▶ What is required:
Your task is to print every entry below exactly as given.

— Begin Exercise input —

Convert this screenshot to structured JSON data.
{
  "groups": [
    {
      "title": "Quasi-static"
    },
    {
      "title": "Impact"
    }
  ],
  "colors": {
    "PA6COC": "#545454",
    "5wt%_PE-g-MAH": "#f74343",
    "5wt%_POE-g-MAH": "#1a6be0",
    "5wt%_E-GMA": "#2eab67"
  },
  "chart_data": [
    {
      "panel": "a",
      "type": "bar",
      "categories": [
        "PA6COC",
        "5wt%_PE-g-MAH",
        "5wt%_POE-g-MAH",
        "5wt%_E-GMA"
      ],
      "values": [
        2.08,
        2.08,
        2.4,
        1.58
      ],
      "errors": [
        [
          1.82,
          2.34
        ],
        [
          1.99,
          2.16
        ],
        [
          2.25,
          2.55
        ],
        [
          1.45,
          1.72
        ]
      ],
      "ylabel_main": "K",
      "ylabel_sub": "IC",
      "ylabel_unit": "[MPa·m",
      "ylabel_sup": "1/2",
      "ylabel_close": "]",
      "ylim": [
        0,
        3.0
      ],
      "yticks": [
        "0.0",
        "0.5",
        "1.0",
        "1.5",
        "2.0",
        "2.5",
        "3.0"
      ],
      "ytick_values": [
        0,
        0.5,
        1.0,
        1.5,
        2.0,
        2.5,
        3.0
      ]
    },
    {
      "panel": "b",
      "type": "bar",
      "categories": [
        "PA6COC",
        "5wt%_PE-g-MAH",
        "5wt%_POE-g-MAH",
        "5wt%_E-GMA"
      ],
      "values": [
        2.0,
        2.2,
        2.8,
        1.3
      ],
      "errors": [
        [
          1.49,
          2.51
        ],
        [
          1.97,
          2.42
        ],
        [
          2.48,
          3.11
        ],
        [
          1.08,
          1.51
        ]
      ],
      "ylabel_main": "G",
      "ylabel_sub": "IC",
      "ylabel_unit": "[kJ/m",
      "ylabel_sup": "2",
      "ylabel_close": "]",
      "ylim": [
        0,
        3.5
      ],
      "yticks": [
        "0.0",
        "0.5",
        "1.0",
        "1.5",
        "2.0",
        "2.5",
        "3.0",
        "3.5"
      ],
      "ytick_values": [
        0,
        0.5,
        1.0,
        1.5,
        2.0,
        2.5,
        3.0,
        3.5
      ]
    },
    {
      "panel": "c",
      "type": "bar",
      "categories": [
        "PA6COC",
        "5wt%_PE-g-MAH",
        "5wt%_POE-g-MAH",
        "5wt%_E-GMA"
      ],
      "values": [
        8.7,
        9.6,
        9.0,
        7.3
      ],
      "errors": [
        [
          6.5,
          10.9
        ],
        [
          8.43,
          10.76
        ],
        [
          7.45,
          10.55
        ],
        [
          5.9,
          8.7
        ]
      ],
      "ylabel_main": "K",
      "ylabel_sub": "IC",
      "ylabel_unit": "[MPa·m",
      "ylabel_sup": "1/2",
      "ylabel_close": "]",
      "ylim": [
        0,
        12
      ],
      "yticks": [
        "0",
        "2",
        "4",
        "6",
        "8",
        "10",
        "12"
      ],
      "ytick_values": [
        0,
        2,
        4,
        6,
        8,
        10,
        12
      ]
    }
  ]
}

— End Exercise input —

▶ Answer to the exercise:
Convert this screenshot to structured JSON data.
{
  "groups": [
    {
      "title": "Quasi-static"
    },
    {
      "title": "Impact"
    }
  ],
  "colors": {
    "PA6COC": "#545454",
    "5wt%_PE-g-MAH": "#f74343",
    "5wt%_POE-g-MAH": "#1a6be0",
    "5wt%_E-GMA": "#2eab67"
  },
  "chart_data": [
    {
      "panel": "a",
      "type": "bar",
      "categories": [
        "PA6COC",
        "5wt%_PE-g-MAH",
        "5wt%_POE-g-MAH",
        "5wt%_E-GMA"
      ],
      "values": [
        2.08,
        2.08,
        2.4,
        1.58
      ],
      "errors": [
        [
          1.82,
          2.34
        ],
        [
          1.99,
          2.16
        ],
        [
          2.25,
          2.55
        ],
        [
          1.45,
          1.72
        ]
      ],
      "ylabel_main": "K",
      "ylabel_sub": "IC",
      "ylabel_unit": "[MPa·m",
      "ylabel_sup": "1/2",
      "ylabel_close": "]",
      "ylim": [
        0,
        3.0
      ],
      "yticks": [
        "0.0",
        "0.5",
        "1.0",
        "1.5",
        "2.0",
        "2.5",
        "3.0"
      ],
      "ytick_values": [
        0,
        0.5,
        1.0,
        1.5,
        2.0,
        2.5,
        3.0
      ]
    },
    {
      "panel": "b",
      "type": "bar",
      "categories": [
        "PA6COC",
        "5wt%_PE-g-MAH",
        "5wt%_POE-g-MAH",
        "5wt%_E-GMA"
      ],
      "values": [
        2.0,
        2.2,
        2.8,
        1.3
      ],
      "errors": [
        [
          1.49,
          2.51
        ],
        [
          1.97,
          2.42
        ],
        [
          2.48,
          3.11
        ],
        [
          1.08,
          1.51
        ]
      ],
      "ylabel_main": "G",
      "ylabel_sub": "IC",
      "ylabel_unit": "[kJ/m",
      "ylabel_sup": "2",
      "ylabel_close": "]",
      "ylim": [
        0,
        3.5
      ],
      "yticks": [
        "0.0",
        "0.5",
        "1.0",
        "1.5",
        "2.0",
        "2.5",
        "3.0",
        "3.5"
      ],
      "ytick_values": [
        0,
        0.5,
        1.0,
        1.5,
        2.0,
        2.5,
        3.0,
        3.5
      ]
    },
    {
      "panel": "c",
      "type": "bar",
      "categories": [
        "PA6COC",
        "5wt%_PE-g-MAH",
        "5wt%_POE-g-MAH",
        "5wt%_E-GMA"
      ],
      "values": [
        8.7,
        9.6,
        9.0,
        7.3
      ],
      "errors": [
        [
          6.5,
          10.9
        ],
        [
          8.43,
          10.76
        ],
        [
          7.45,
          10.55
        ],
        [
          5.9,
          8.7
        ]
      ],
      "ylabel_main": "K",
      "ylabel_sub": "IC",
      "ylabel_unit": "[MPa·m",
      "ylabel_sup": "1/2",
      "ylabel_close": "]",
      "ylim": [
        0,
        12
      ],
      "yticks": [
        "0",
        "2",
        "4",
        "6",
        "8",
        "10",
        "12"
      ],
      "ytick_values": [
        0,
        2,
        4,
        6,
        8,
        10,
        12
      ]
    }
  ]
}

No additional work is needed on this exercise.